• Exercise prompt
Rewrite every one of the entries with "bbox" changed to "bounding box" wherever it occurs, keeping everything else the same. Leave the pictures out of your answer.

Stored records
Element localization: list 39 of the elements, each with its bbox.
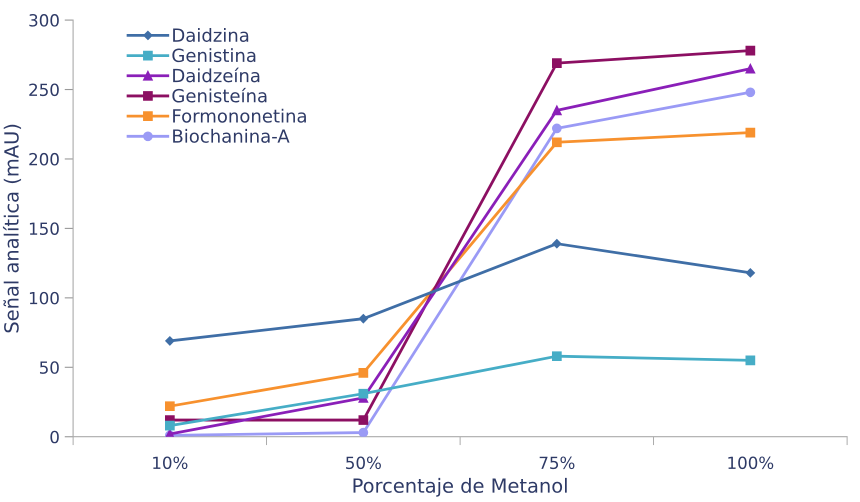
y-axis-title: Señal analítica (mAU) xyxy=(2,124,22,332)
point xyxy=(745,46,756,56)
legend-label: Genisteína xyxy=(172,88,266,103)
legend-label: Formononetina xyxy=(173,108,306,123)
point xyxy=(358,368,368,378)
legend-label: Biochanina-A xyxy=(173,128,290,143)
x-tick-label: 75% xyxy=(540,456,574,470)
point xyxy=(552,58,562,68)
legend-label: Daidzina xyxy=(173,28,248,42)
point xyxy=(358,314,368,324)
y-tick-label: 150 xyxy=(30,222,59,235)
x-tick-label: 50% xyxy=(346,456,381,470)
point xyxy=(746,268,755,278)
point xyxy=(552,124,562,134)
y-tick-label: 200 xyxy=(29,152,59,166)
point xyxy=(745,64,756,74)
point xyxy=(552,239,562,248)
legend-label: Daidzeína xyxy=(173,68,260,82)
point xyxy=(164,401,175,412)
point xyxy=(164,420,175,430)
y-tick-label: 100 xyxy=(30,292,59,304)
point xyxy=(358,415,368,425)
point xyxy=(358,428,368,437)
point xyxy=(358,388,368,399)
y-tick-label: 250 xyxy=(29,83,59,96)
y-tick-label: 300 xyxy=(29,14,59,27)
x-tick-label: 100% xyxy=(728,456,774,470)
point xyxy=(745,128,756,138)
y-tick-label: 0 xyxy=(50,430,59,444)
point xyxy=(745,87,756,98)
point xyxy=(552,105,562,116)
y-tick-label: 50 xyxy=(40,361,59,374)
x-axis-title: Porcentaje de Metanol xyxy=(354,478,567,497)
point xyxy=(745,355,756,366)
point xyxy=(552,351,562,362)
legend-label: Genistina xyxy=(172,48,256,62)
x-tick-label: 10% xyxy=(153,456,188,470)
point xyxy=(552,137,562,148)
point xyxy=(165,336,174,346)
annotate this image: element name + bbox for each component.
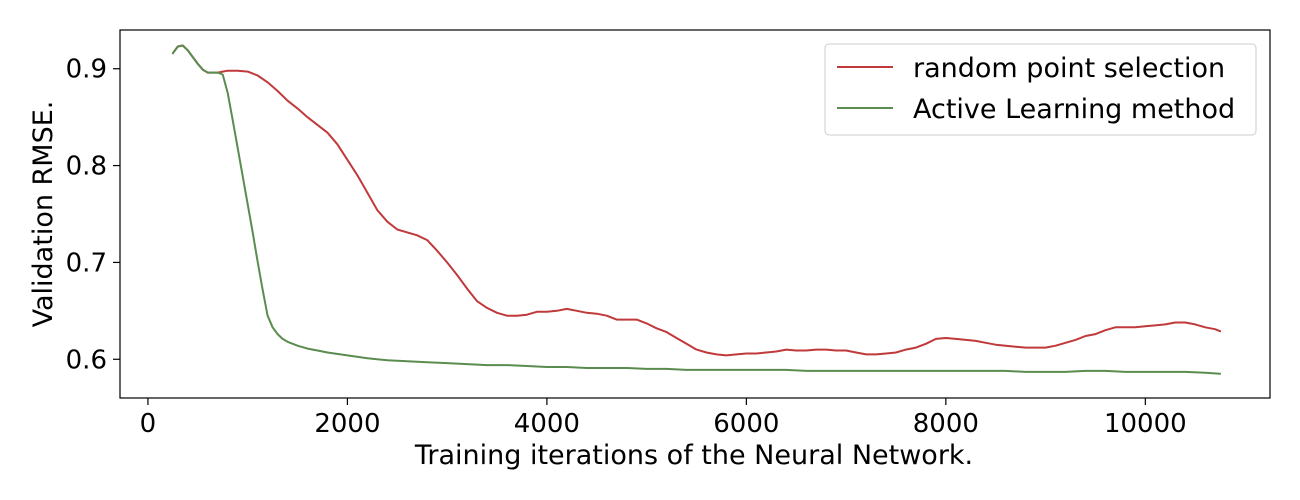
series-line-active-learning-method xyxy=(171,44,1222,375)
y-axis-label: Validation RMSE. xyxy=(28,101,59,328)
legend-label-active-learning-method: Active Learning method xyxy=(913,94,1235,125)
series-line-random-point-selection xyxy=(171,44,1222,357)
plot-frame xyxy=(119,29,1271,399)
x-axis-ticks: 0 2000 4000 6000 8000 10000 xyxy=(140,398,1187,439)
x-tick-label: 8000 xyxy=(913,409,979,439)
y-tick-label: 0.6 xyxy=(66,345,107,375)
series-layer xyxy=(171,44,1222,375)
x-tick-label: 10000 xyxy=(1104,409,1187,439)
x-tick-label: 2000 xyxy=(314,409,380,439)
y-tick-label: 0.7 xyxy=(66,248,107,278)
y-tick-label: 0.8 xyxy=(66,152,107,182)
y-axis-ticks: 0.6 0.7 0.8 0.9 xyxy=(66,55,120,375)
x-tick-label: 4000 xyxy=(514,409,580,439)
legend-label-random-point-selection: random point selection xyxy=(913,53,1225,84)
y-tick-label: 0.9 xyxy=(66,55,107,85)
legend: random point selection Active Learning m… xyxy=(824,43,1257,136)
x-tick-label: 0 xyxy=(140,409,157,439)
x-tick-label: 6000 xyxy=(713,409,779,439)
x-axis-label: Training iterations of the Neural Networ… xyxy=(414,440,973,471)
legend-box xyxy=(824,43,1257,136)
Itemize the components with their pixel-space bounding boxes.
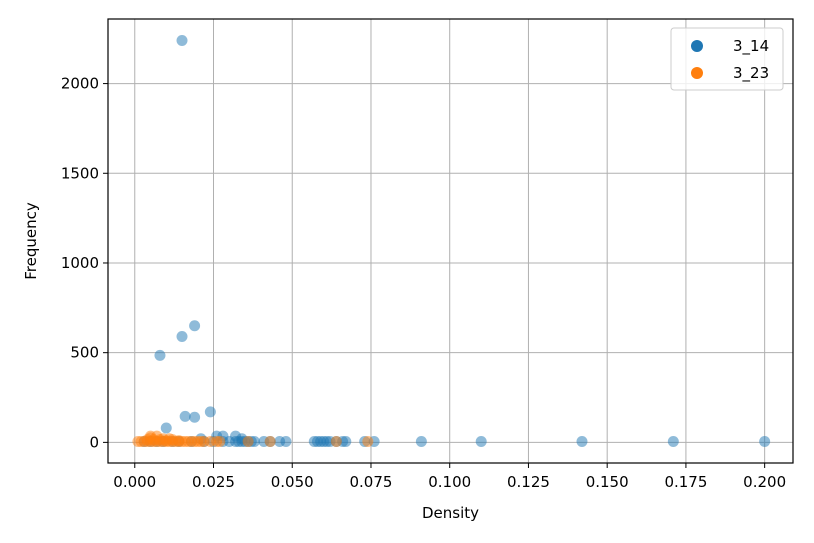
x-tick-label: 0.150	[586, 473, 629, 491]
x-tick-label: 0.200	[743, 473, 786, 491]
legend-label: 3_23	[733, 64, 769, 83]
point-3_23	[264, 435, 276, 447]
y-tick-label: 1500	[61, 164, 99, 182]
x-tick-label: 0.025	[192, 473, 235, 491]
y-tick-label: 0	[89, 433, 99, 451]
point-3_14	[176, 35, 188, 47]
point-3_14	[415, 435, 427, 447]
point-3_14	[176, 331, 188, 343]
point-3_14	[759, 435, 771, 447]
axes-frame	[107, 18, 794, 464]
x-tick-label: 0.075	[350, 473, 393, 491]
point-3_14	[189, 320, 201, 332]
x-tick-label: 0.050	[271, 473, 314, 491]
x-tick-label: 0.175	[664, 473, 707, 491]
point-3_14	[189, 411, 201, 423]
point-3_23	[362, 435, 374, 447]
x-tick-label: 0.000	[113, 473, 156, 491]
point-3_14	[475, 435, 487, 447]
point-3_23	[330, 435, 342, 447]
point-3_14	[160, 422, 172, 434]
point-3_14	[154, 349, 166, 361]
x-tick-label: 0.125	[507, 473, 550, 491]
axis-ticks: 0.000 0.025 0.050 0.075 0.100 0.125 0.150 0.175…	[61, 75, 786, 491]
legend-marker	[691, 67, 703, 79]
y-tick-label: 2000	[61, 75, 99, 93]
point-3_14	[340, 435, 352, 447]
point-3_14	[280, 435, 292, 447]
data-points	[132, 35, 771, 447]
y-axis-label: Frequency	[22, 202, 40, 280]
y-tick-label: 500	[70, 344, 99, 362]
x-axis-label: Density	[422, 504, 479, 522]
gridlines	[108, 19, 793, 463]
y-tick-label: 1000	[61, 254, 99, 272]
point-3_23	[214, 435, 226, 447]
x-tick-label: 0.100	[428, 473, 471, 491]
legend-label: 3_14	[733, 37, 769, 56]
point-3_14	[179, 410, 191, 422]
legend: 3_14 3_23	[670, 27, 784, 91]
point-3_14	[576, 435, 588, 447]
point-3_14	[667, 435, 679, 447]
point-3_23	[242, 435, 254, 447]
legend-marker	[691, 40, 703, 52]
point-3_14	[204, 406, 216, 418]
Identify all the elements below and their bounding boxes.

• Solution to this exercise
Element localization: list 39 of the elements, each with its bounding box.
y-axis-title: Señal analítica (mAU) xyxy=(2,124,22,332)
point xyxy=(745,46,756,56)
legend-label: Genisteína xyxy=(172,88,266,103)
legend-label: Formononetina xyxy=(173,108,306,123)
point xyxy=(358,368,368,378)
legend-label: Biochanina-A xyxy=(173,128,290,143)
x-tick-label: 75% xyxy=(540,456,574,470)
point xyxy=(552,58,562,68)
legend-label: Daidzina xyxy=(173,28,248,42)
point xyxy=(358,314,368,324)
y-tick-label: 150 xyxy=(30,222,59,235)
x-tick-label: 50% xyxy=(346,456,381,470)
point xyxy=(746,268,755,278)
point xyxy=(552,124,562,134)
y-tick-label: 200 xyxy=(29,152,59,166)
point xyxy=(745,64,756,74)
point xyxy=(552,239,562,248)
legend-label: Daidzeína xyxy=(173,68,260,82)
point xyxy=(164,401,175,412)
point xyxy=(164,420,175,430)
y-tick-label: 100 xyxy=(30,292,59,304)
point xyxy=(358,415,368,425)
point xyxy=(358,428,368,437)
point xyxy=(358,388,368,399)
y-tick-label: 250 xyxy=(29,83,59,96)
y-tick-label: 300 xyxy=(29,14,59,27)
x-tick-label: 100% xyxy=(728,456,774,470)
point xyxy=(745,128,756,138)
y-tick-label: 0 xyxy=(50,430,59,444)
point xyxy=(745,87,756,98)
point xyxy=(552,105,562,116)
y-tick-label: 50 xyxy=(40,361,59,374)
x-axis-title: Porcentaje de Metanol xyxy=(354,478,567,497)
point xyxy=(745,355,756,366)
point xyxy=(552,351,562,362)
legend-label: Genistina xyxy=(172,48,256,62)
x-tick-label: 10% xyxy=(153,456,188,470)
point xyxy=(552,137,562,148)
point xyxy=(165,336,174,346)
annotate this image: element name + bounding box for each component.
series-line-active-learning-method xyxy=(171,44,1222,375)
y-axis-label: Validation RMSE. xyxy=(28,101,59,328)
legend-label-active-learning-method: Active Learning method xyxy=(913,94,1235,125)
series-line-random-point-selection xyxy=(171,44,1222,357)
plot-frame xyxy=(119,29,1271,399)
x-axis-ticks: 0 2000 4000 6000 8000 10000 xyxy=(140,398,1187,439)
x-tick-label: 8000 xyxy=(913,409,979,439)
y-tick-label: 0.6 xyxy=(66,345,107,375)
series-layer xyxy=(171,44,1222,375)
x-tick-label: 10000 xyxy=(1104,409,1187,439)
x-tick-label: 2000 xyxy=(314,409,380,439)
y-tick-label: 0.7 xyxy=(66,248,107,278)
y-tick-label: 0.8 xyxy=(66,152,107,182)
y-axis-ticks: 0.6 0.7 0.8 0.9 xyxy=(66,55,120,375)
x-tick-label: 4000 xyxy=(514,409,580,439)
legend-label-random-point-selection: random point selection xyxy=(913,53,1225,84)
y-tick-label: 0.9 xyxy=(66,55,107,85)
legend: random point selection Active Learning m… xyxy=(824,43,1257,136)
x-tick-label: 0 xyxy=(140,409,157,439)
x-tick-label: 6000 xyxy=(713,409,779,439)
x-axis-label: Training iterations of the Neural Networ… xyxy=(414,440,973,471)
legend-box xyxy=(824,43,1257,136)
Itemize the components with their pixel-space bounding boxes.
x-tick-label: 0.150	[586, 473, 629, 491]
x-tick-label: 0.200	[743, 473, 786, 491]
legend-label: 3_23	[733, 64, 769, 83]
point-3_23	[264, 435, 276, 447]
y-tick-label: 1500	[61, 164, 99, 182]
x-tick-label: 0.025	[192, 473, 235, 491]
y-tick-label: 0	[89, 433, 99, 451]
point-3_14	[176, 35, 188, 47]
point-3_14	[415, 435, 427, 447]
point-3_14	[176, 331, 188, 343]
point-3_14	[759, 435, 771, 447]
axes-frame	[107, 18, 794, 464]
x-tick-label: 0.075	[350, 473, 393, 491]
point-3_14	[189, 320, 201, 332]
x-tick-label: 0.050	[271, 473, 314, 491]
x-tick-label: 0.175	[664, 473, 707, 491]
point-3_14	[189, 411, 201, 423]
point-3_23	[362, 435, 374, 447]
x-tick-label: 0.000	[113, 473, 156, 491]
point-3_14	[475, 435, 487, 447]
point-3_23	[330, 435, 342, 447]
point-3_14	[160, 422, 172, 434]
point-3_14	[154, 349, 166, 361]
x-tick-label: 0.125	[507, 473, 550, 491]
axis-ticks: 0.000 0.025 0.050 0.075 0.100 0.125 0.150 0.175…	[61, 75, 786, 491]
legend-marker	[691, 67, 703, 79]
y-tick-label: 2000	[61, 75, 99, 93]
point-3_14	[340, 435, 352, 447]
point-3_14	[280, 435, 292, 447]
data-points	[132, 35, 771, 447]
y-axis-label: Frequency	[22, 202, 40, 280]
y-tick-label: 500	[70, 344, 99, 362]
x-axis-label: Density	[422, 504, 479, 522]
gridlines	[108, 19, 793, 463]
y-tick-label: 1000	[61, 254, 99, 272]
point-3_23	[214, 435, 226, 447]
x-tick-label: 0.100	[428, 473, 471, 491]
legend-label: 3_14	[733, 37, 769, 56]
point-3_14	[179, 410, 191, 422]
legend: 3_14 3_23	[670, 27, 784, 91]
point-3_14	[576, 435, 588, 447]
point-3_14	[667, 435, 679, 447]
point-3_23	[242, 435, 254, 447]
legend-marker	[691, 40, 703, 52]
point-3_14	[204, 406, 216, 418]
Identify all the elements below and their bounding boxes.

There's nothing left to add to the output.